Given request » How many lines in the listing below include the word "Canal"? Answer with the number and nothing else.

### Excerpted records ###

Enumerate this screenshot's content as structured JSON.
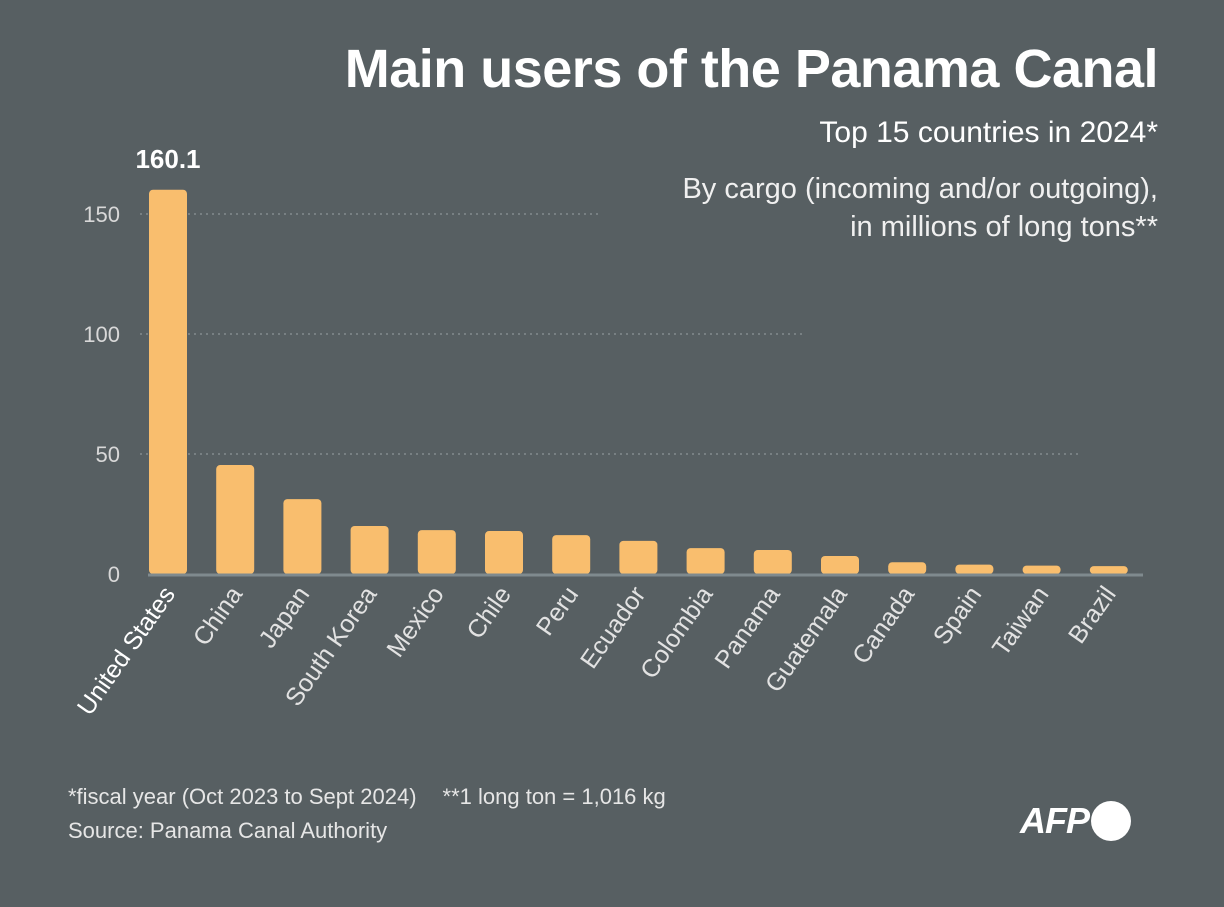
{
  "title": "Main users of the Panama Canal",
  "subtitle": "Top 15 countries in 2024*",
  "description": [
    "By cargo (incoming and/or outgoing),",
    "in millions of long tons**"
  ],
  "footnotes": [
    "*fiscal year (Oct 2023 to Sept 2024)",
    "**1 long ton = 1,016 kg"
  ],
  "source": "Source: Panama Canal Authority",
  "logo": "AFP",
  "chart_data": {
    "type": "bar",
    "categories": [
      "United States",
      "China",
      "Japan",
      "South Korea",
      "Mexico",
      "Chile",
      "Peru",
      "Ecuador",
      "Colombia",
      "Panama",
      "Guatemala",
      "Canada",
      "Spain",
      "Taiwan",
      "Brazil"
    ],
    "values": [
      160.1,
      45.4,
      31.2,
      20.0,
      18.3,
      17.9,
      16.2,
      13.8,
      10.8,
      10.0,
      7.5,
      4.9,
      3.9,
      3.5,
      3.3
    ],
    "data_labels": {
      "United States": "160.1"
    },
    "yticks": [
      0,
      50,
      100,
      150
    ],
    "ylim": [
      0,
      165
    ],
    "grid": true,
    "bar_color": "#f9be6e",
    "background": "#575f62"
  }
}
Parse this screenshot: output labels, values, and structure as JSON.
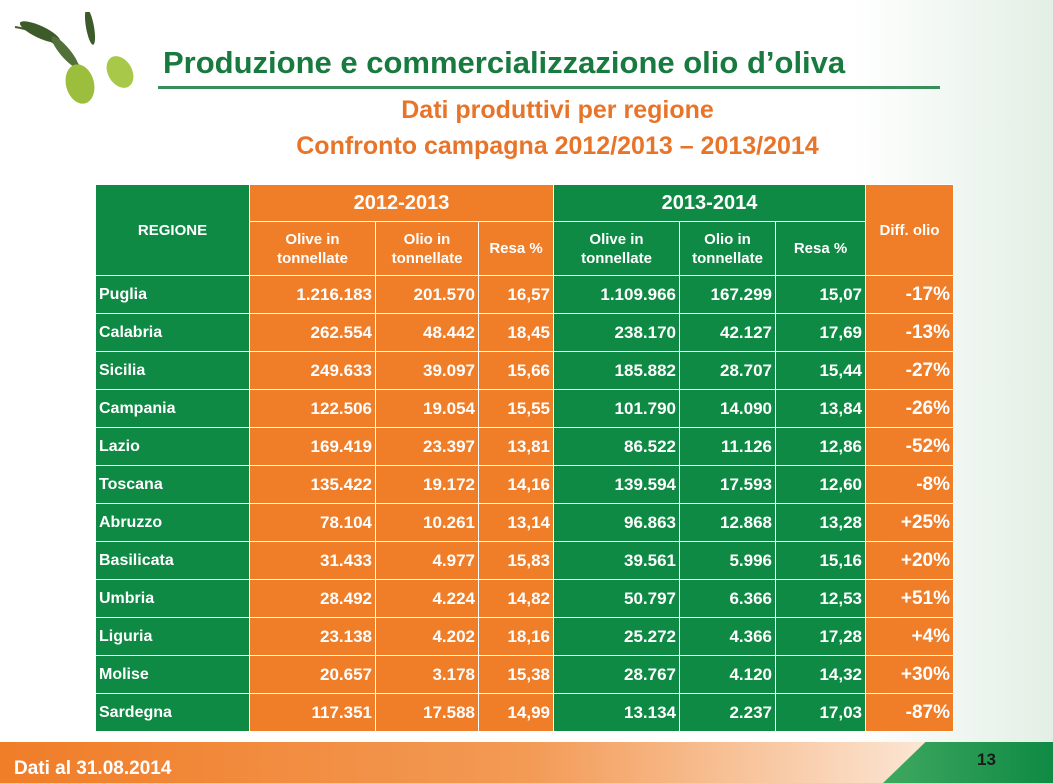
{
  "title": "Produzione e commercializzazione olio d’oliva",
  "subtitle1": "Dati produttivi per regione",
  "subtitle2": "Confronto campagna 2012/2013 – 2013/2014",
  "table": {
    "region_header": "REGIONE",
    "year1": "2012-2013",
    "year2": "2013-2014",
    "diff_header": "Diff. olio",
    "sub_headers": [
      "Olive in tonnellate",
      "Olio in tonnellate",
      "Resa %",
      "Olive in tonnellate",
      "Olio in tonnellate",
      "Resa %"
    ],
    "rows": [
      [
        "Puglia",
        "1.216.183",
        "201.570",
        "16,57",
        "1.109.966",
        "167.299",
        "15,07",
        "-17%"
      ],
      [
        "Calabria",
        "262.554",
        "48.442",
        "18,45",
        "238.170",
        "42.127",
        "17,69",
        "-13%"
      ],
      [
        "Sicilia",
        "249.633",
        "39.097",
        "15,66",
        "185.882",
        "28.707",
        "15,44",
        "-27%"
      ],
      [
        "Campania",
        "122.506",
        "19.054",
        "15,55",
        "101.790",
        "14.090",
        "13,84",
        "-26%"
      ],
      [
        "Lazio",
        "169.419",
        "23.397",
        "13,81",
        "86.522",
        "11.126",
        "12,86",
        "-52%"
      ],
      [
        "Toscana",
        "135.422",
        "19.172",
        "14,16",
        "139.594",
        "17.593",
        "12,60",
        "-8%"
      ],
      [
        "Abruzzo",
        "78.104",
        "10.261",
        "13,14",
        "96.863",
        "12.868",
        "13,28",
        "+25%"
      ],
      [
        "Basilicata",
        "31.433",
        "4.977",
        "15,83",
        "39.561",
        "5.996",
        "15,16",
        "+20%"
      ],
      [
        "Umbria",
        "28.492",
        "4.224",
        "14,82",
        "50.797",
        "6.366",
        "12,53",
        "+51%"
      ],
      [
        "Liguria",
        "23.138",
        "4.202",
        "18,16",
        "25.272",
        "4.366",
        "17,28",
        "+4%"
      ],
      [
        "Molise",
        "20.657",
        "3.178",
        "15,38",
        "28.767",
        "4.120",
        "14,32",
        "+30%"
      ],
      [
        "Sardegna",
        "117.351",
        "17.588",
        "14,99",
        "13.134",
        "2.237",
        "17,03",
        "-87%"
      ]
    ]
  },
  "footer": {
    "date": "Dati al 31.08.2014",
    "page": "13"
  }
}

###

Solution for this problem » 2